→ **What to do**: Here are some records; return them all exactly.
======== Given entries
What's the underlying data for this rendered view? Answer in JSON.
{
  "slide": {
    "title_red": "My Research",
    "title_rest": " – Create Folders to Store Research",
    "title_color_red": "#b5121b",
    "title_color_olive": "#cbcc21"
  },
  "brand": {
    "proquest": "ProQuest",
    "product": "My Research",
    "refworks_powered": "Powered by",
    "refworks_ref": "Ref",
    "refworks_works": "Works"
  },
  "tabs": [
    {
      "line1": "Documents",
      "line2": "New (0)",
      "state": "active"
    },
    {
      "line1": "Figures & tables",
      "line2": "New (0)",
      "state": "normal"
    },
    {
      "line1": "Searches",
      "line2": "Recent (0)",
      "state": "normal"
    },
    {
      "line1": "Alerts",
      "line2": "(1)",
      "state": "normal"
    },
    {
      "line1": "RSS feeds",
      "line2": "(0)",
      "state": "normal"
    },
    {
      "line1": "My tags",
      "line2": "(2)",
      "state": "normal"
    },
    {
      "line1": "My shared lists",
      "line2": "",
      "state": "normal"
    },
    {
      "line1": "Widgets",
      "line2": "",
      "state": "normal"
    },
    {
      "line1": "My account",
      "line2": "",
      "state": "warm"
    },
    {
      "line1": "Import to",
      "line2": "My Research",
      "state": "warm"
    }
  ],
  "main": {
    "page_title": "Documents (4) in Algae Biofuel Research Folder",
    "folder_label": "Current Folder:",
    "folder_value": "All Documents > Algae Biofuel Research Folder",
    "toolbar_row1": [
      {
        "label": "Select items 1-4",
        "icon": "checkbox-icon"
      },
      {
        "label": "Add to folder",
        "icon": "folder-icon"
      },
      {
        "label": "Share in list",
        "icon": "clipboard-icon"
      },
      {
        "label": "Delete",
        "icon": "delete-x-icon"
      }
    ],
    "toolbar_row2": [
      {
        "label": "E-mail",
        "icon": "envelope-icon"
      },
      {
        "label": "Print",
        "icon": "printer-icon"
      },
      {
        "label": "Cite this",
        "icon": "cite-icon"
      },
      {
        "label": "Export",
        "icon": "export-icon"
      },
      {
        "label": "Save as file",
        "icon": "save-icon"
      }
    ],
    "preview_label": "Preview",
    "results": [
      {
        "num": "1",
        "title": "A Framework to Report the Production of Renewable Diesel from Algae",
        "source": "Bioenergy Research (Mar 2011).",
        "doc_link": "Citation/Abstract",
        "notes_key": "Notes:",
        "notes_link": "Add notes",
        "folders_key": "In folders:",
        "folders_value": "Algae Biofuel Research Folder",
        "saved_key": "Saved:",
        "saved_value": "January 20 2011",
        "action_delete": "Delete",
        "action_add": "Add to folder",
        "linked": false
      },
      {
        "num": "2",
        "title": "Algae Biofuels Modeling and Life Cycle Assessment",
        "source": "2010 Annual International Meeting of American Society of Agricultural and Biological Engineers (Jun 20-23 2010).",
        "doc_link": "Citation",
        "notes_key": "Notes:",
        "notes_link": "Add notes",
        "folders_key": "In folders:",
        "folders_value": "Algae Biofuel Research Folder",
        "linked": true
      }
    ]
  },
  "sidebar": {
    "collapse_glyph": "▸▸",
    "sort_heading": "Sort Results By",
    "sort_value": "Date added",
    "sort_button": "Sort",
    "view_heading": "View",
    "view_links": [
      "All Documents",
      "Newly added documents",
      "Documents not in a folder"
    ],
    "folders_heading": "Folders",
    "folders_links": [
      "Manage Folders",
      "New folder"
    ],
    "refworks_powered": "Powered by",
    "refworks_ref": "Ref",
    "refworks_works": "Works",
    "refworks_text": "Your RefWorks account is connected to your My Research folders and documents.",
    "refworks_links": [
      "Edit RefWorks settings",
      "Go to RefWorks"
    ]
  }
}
================
→ **Finished exercise**:
What's the underlying data for this rendered view? Answer in JSON.
{
  "slide": {
    "title_red": "My Research",
    "title_rest": " – Create Folders to Store Research",
    "title_color_red": "#b5121b",
    "title_color_olive": "#cbcc21"
  },
  "brand": {
    "proquest": "ProQuest",
    "product": "My Research",
    "refworks_powered": "Powered by",
    "refworks_ref": "Ref",
    "refworks_works": "Works"
  },
  "tabs": [
    {
      "line1": "Documents",
      "line2": "New (0)",
      "state": "active"
    },
    {
      "line1": "Figures & tables",
      "line2": "New (0)",
      "state": "normal"
    },
    {
      "line1": "Searches",
      "line2": "Recent (0)",
      "state": "normal"
    },
    {
      "line1": "Alerts",
      "line2": "(1)",
      "state": "normal"
    },
    {
      "line1": "RSS feeds",
      "line2": "(0)",
      "state": "normal"
    },
    {
      "line1": "My tags",
      "line2": "(2)",
      "state": "normal"
    },
    {
      "line1": "My shared lists",
      "line2": "",
      "state": "normal"
    },
    {
      "line1": "Widgets",
      "line2": "",
      "state": "normal"
    },
    {
      "line1": "My account",
      "line2": "",
      "state": "warm"
    },
    {
      "line1": "Import to",
      "line2": "My Research",
      "state": "warm"
    }
  ],
  "main": {
    "page_title": "Documents (4) in Algae Biofuel Research Folder",
    "folder_label": "Current Folder:",
    "folder_value": "All Documents > Algae Biofuel Research Folder",
    "toolbar_row1": [
      {
        "label": "Select items 1-4",
        "icon": "checkbox-icon"
      },
      {
        "label": "Add to folder",
        "icon": "folder-icon"
      },
      {
        "label": "Share in list",
        "icon": "clipboard-icon"
      },
      {
        "label": "Delete",
        "icon": "delete-x-icon"
      }
    ],
    "toolbar_row2": [
      {
        "label": "E-mail",
        "icon": "envelope-icon"
      },
      {
        "label": "Print",
        "icon": "printer-icon"
      },
      {
        "label": "Cite this",
        "icon": "cite-icon"
      },
      {
        "label": "Export",
        "icon": "export-icon"
      },
      {
        "label": "Save as file",
        "icon": "save-icon"
      }
    ],
    "preview_label": "Preview",
    "results": [
      {
        "num": "1",
        "title": "A Framework to Report the Production of Renewable Diesel from Algae",
        "source": "Bioenergy Research (Mar 2011).",
        "doc_link": "Citation/Abstract",
        "notes_key": "Notes:",
        "notes_link": "Add notes",
        "folders_key": "In folders:",
        "folders_value": "Algae Biofuel Research Folder",
        "saved_key": "Saved:",
        "saved_value": "January 20 2011",
        "action_delete": "Delete",
        "action_add": "Add to folder",
        "linked": false
      },
      {
        "num": "2",
        "title": "Algae Biofuels Modeling and Life Cycle Assessment",
        "source": "2010 Annual International Meeting of American Society of Agricultural and Biological Engineers (Jun 20-23 2010).",
        "doc_link": "Citation",
        "notes_key": "Notes:",
        "notes_link": "Add notes",
        "folders_key": "In folders:",
        "folders_value": "Algae Biofuel Research Folder",
        "linked": true
      }
    ]
  },
  "sidebar": {
    "collapse_glyph": "▸▸",
    "sort_heading": "Sort Results By",
    "sort_value": "Date added",
    "sort_button": "Sort",
    "view_heading": "View",
    "view_links": [
      "All Documents",
      "Newly added documents",
      "Documents not in a folder"
    ],
    "folders_heading": "Folders",
    "folders_links": [
      "Manage Folders",
      "New folder"
    ],
    "refworks_powered": "Powered by",
    "refworks_ref": "Ref",
    "refworks_works": "Works",
    "refworks_text": "Your RefWorks account is connected to your My Research folders and documents.",
    "refworks_links": [
      "Edit RefWorks settings",
      "Go to RefWorks"
    ]
  }
}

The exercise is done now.